EXERCISE DESCRIPTION: Pick out the lines in the listing below that contain the word "Amèrica" and copy them.

Figure content listings:
* BEGIN *
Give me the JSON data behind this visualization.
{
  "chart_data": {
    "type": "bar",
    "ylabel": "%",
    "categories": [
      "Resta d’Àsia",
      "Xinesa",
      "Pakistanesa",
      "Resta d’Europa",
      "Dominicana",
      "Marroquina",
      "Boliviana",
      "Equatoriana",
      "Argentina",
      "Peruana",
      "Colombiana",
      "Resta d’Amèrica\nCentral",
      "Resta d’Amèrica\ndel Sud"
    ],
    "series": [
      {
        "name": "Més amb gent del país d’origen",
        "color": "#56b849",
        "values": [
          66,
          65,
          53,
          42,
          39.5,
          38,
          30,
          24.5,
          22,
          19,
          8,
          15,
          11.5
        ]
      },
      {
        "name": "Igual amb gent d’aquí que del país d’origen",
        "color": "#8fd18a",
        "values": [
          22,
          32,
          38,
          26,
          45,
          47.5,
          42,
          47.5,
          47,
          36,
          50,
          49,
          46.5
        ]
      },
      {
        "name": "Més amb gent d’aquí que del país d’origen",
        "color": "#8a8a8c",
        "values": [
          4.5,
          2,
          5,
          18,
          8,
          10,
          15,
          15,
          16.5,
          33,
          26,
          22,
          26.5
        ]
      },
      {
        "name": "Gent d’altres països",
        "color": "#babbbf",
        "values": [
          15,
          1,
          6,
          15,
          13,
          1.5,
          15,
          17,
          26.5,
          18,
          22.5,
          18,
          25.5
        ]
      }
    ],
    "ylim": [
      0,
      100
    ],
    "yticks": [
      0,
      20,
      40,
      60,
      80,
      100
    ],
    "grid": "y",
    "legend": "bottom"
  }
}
* END *
RESPONSE:
      "Resta d’Amèrica\nCentral",
      "Resta d’Amèrica\ndel Sud"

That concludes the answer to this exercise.